▶ _Recorded information_:
◆ ◆ ◆ ◆ ◆ ◆ ◆
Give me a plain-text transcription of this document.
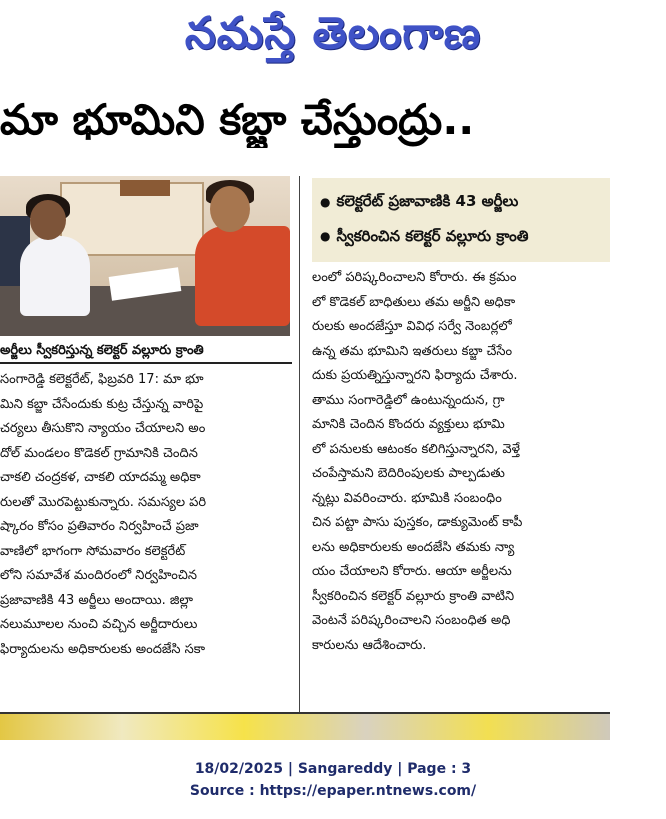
నమస్తే తెలంగాణ
మా భూమిని కబ్జా చేస్తుంద్రు..
అర్జీలు స్వీకరిస్తున్న కలెక్టర్ వల్లూరు క్రాంతి
● కలెక్టరేట్ ప్రజావాణికి 43 అర్జీలు
● స్వీకరించిన కలెక్టర్ వల్లూరు క్రాంతి
సంగారెడ్డి కలెక్టరేట్, ఫిబ్రవరి 17: మా భూ
మిని కబ్జా చేసేందుకు కుట్ర చేస్తున్న వారిపై
చర్యలు తీసుకొని న్యాయం చేయాలని అం
దోల్ మండలం కొడెకల్ గ్రామానికి చెందిన
చాకలి చంద్రకళ, చాకలి యాదమ్మ అధికా
రులతో మొరపెట్టుకున్నారు. సమస్యల పరి
ష్కారం కోసం ప్రతివారం నిర్వహించే ప్రజా
వాణిలో భాగంగా సోమవారం కలెక్టరేట్
లోని సమావేశ మందిరంలో నిర్వహించిన
ప్రజావాణికి 43 అర్జీలు అందాయి. జిల్లా
నలుమూలల నుంచి వచ్చిన అర్జీదారులు
ఫిర్యాదులను అధికారులకు అందజేసి సకా
లంలో పరిష్కరించాలని కోరారు. ఈ క్రమం
లో కొడెకల్ బాధితులు తమ అర్జీని అధికా
రులకు అందజేస్తూ వివిధ సర్వే నెంబర్లలో
ఉన్న తమ భూమిని ఇతరులు కబ్జా చేసేం
దుకు ప్రయత్నిస్తున్నారని ఫిర్యాదు చేశారు.
తాము సంగారెడ్డిలో ఉంటున్నందున, గ్రా
మానికి చెందిన కొందరు వ్యక్తులు భూమి
లో పనులకు ఆటంకం కలిగిస్తున్నారని, వెళ్తే
చంపేస్తామని బెదిరింపులకు పాల్పడుతు
న్నట్లు వివరించారు. భూమికి సంబంధిం
చిన పట్టా పాసు పుస్తకం, డాక్యుమెంట్ కాపీ
లను అధికారులకు అందజేసి తమకు న్యా
యం చేయాలని కోరారు. ఆయా అర్జీలను
స్వీకరించిన కలెక్టర్ వల్లూరు క్రాంతి వాటిని
వెంటనే పరిష్కరించాలని సంబంధిత అధి
కారులను ఆదేశించారు.
18/02/2025 | Sangareddy | Page : 3
Source : https://epaper.ntnews.com/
◆ ◆ ◆ ◆ ◆ ◆ ◆
▶ _Problem_: All of the material above is to be copied exactly, except for its images.

▶ _Solution for this exercise_:
Give me a plain-text transcription of this document.
నమస్తే తెలంగాణ
మా భూమిని కబ్జా చేస్తుంద్రు..
అర్జీలు స్వీకరిస్తున్న కలెక్టర్ వల్లూరు క్రాంతి
● కలెక్టరేట్ ప్రజావాణికి 43 అర్జీలు
● స్వీకరించిన కలెక్టర్ వల్లూరు క్రాంతి
సంగారెడ్డి కలెక్టరేట్, ఫిబ్రవరి 17: మా భూ
మిని కబ్జా చేసేందుకు కుట్ర చేస్తున్న వారిపై
చర్యలు తీసుకొని న్యాయం చేయాలని అం
దోల్ మండలం కొడెకల్ గ్రామానికి చెందిన
చాకలి చంద్రకళ, చాకలి యాదమ్మ అధికా
రులతో మొరపెట్టుకున్నారు. సమస్యల పరి
ష్కారం కోసం ప్రతివారం నిర్వహించే ప్రజా
వాణిలో భాగంగా సోమవారం కలెక్టరేట్
లోని సమావేశ మందిరంలో నిర్వహించిన
ప్రజావాణికి 43 అర్జీలు అందాయి. జిల్లా
నలుమూలల నుంచి వచ్చిన అర్జీదారులు
ఫిర్యాదులను అధికారులకు అందజేసి సకా
లంలో పరిష్కరించాలని కోరారు. ఈ క్రమం
లో కొడెకల్ బాధితులు తమ అర్జీని అధికా
రులకు అందజేస్తూ వివిధ సర్వే నెంబర్లలో
ఉన్న తమ భూమిని ఇతరులు కబ్జా చేసేం
దుకు ప్రయత్నిస్తున్నారని ఫిర్యాదు చేశారు.
తాము సంగారెడ్డిలో ఉంటున్నందున, గ్రా
మానికి చెందిన కొందరు వ్యక్తులు భూమి
లో పనులకు ఆటంకం కలిగిస్తున్నారని, వెళ్తే
చంపేస్తామని బెదిరింపులకు పాల్పడుతు
న్నట్లు వివరించారు. భూమికి సంబంధిం
చిన పట్టా పాసు పుస్తకం, డాక్యుమెంట్ కాపీ
లను అధికారులకు అందజేసి తమకు న్యా
యం చేయాలని కోరారు. ఆయా అర్జీలను
స్వీకరించిన కలెక్టర్ వల్లూరు క్రాంతి వాటిని
వెంటనే పరిష్కరించాలని సంబంధిత అధి
కారులను ఆదేశించారు.
18/02/2025 | Sangareddy | Page : 3
Source : https://epaper.ntnews.com/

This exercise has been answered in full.